Given instruction: Return, word for word, every line that follows.

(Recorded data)
────

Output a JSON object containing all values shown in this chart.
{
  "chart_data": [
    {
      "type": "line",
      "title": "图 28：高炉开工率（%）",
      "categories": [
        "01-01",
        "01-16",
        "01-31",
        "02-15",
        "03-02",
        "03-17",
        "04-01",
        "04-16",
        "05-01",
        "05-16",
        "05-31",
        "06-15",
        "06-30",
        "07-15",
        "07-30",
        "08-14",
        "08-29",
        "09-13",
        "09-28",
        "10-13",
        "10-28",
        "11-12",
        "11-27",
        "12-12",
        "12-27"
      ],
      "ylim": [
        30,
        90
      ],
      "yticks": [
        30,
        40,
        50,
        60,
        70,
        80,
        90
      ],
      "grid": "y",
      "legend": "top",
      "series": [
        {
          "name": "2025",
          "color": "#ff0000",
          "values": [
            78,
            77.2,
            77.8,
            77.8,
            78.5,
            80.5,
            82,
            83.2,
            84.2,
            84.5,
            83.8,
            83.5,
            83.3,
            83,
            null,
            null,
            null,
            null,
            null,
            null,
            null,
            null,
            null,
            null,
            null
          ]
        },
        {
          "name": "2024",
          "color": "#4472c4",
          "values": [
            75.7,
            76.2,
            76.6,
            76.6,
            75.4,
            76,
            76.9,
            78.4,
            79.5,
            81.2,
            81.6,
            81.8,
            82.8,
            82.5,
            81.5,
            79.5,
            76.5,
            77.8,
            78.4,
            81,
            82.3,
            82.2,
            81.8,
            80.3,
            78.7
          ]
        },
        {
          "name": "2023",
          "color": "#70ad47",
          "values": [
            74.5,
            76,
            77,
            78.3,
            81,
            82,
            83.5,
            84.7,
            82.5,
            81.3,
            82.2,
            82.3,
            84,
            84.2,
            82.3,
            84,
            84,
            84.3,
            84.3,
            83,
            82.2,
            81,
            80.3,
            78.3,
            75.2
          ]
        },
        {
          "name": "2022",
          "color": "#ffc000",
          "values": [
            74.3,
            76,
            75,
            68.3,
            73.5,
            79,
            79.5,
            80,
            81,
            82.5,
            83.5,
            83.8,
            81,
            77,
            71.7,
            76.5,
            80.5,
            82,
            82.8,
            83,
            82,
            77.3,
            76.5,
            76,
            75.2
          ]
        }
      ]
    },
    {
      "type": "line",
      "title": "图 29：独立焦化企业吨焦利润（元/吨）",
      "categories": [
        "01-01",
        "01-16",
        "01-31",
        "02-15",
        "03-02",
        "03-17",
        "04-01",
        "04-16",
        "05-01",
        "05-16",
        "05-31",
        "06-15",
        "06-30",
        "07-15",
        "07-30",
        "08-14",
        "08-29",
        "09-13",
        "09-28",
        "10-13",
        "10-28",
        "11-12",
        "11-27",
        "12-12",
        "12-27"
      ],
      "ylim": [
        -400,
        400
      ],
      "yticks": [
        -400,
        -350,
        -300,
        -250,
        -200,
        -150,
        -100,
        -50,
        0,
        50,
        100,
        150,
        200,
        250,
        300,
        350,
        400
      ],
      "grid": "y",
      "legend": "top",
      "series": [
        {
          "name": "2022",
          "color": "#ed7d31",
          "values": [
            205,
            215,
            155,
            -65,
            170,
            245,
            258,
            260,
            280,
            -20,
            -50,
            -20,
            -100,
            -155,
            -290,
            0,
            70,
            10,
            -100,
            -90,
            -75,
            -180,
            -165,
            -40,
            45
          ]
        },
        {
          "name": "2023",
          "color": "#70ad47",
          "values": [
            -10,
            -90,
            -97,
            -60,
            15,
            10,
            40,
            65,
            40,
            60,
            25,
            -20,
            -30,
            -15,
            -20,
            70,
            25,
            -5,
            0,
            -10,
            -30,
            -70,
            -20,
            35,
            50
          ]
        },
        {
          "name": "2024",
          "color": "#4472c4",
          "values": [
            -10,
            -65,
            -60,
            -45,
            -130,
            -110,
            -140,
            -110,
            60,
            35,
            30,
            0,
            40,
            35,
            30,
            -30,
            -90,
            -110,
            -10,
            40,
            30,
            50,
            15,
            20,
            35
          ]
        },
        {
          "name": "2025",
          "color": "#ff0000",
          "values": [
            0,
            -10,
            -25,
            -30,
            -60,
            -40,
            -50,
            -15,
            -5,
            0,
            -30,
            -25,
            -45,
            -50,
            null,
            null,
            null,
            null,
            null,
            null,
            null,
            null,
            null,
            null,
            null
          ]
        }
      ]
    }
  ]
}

────

Task answer:
Output a JSON object containing all values shown in this chart.
{
  "chart_data": [
    {
      "type": "line",
      "title": "图 28：高炉开工率（%）",
      "categories": [
        "01-01",
        "01-16",
        "01-31",
        "02-15",
        "03-02",
        "03-17",
        "04-01",
        "04-16",
        "05-01",
        "05-16",
        "05-31",
        "06-15",
        "06-30",
        "07-15",
        "07-30",
        "08-14",
        "08-29",
        "09-13",
        "09-28",
        "10-13",
        "10-28",
        "11-12",
        "11-27",
        "12-12",
        "12-27"
      ],
      "ylim": [
        30,
        90
      ],
      "yticks": [
        30,
        40,
        50,
        60,
        70,
        80,
        90
      ],
      "grid": "y",
      "legend": "top",
      "series": [
        {
          "name": "2025",
          "color": "#ff0000",
          "values": [
            78,
            77.2,
            77.8,
            77.8,
            78.5,
            80.5,
            82,
            83.2,
            84.2,
            84.5,
            83.8,
            83.5,
            83.3,
            83,
            null,
            null,
            null,
            null,
            null,
            null,
            null,
            null,
            null,
            null,
            null
          ]
        },
        {
          "name": "2024",
          "color": "#4472c4",
          "values": [
            75.7,
            76.2,
            76.6,
            76.6,
            75.4,
            76,
            76.9,
            78.4,
            79.5,
            81.2,
            81.6,
            81.8,
            82.8,
            82.5,
            81.5,
            79.5,
            76.5,
            77.8,
            78.4,
            81,
            82.3,
            82.2,
            81.8,
            80.3,
            78.7
          ]
        },
        {
          "name": "2023",
          "color": "#70ad47",
          "values": [
            74.5,
            76,
            77,
            78.3,
            81,
            82,
            83.5,
            84.7,
            82.5,
            81.3,
            82.2,
            82.3,
            84,
            84.2,
            82.3,
            84,
            84,
            84.3,
            84.3,
            83,
            82.2,
            81,
            80.3,
            78.3,
            75.2
          ]
        },
        {
          "name": "2022",
          "color": "#ffc000",
          "values": [
            74.3,
            76,
            75,
            68.3,
            73.5,
            79,
            79.5,
            80,
            81,
            82.5,
            83.5,
            83.8,
            81,
            77,
            71.7,
            76.5,
            80.5,
            82,
            82.8,
            83,
            82,
            77.3,
            76.5,
            76,
            75.2
          ]
        }
      ]
    },
    {
      "type": "line",
      "title": "图 29：独立焦化企业吨焦利润（元/吨）",
      "categories": [
        "01-01",
        "01-16",
        "01-31",
        "02-15",
        "03-02",
        "03-17",
        "04-01",
        "04-16",
        "05-01",
        "05-16",
        "05-31",
        "06-15",
        "06-30",
        "07-15",
        "07-30",
        "08-14",
        "08-29",
        "09-13",
        "09-28",
        "10-13",
        "10-28",
        "11-12",
        "11-27",
        "12-12",
        "12-27"
      ],
      "ylim": [
        -400,
        400
      ],
      "yticks": [
        -400,
        -350,
        -300,
        -250,
        -200,
        -150,
        -100,
        -50,
        0,
        50,
        100,
        150,
        200,
        250,
        300,
        350,
        400
      ],
      "grid": "y",
      "legend": "top",
      "series": [
        {
          "name": "2022",
          "color": "#ed7d31",
          "values": [
            205,
            215,
            155,
            -65,
            170,
            245,
            258,
            260,
            280,
            -20,
            -50,
            -20,
            -100,
            -155,
            -290,
            0,
            70,
            10,
            -100,
            -90,
            -75,
            -180,
            -165,
            -40,
            45
          ]
        },
        {
          "name": "2023",
          "color": "#70ad47",
          "values": [
            -10,
            -90,
            -97,
            -60,
            15,
            10,
            40,
            65,
            40,
            60,
            25,
            -20,
            -30,
            -15,
            -20,
            70,
            25,
            -5,
            0,
            -10,
            -30,
            -70,
            -20,
            35,
            50
          ]
        },
        {
          "name": "2024",
          "color": "#4472c4",
          "values": [
            -10,
            -65,
            -60,
            -45,
            -130,
            -110,
            -140,
            -110,
            60,
            35,
            30,
            0,
            40,
            35,
            30,
            -30,
            -90,
            -110,
            -10,
            40,
            30,
            50,
            15,
            20,
            35
          ]
        },
        {
          "name": "2025",
          "color": "#ff0000",
          "values": [
            0,
            -10,
            -25,
            -30,
            -60,
            -40,
            -50,
            -15,
            -5,
            0,
            -30,
            -25,
            -45,
            -50,
            null,
            null,
            null,
            null,
            null,
            null,
            null,
            null,
            null,
            null,
            null
          ]
        }
      ]
    }
  ]
}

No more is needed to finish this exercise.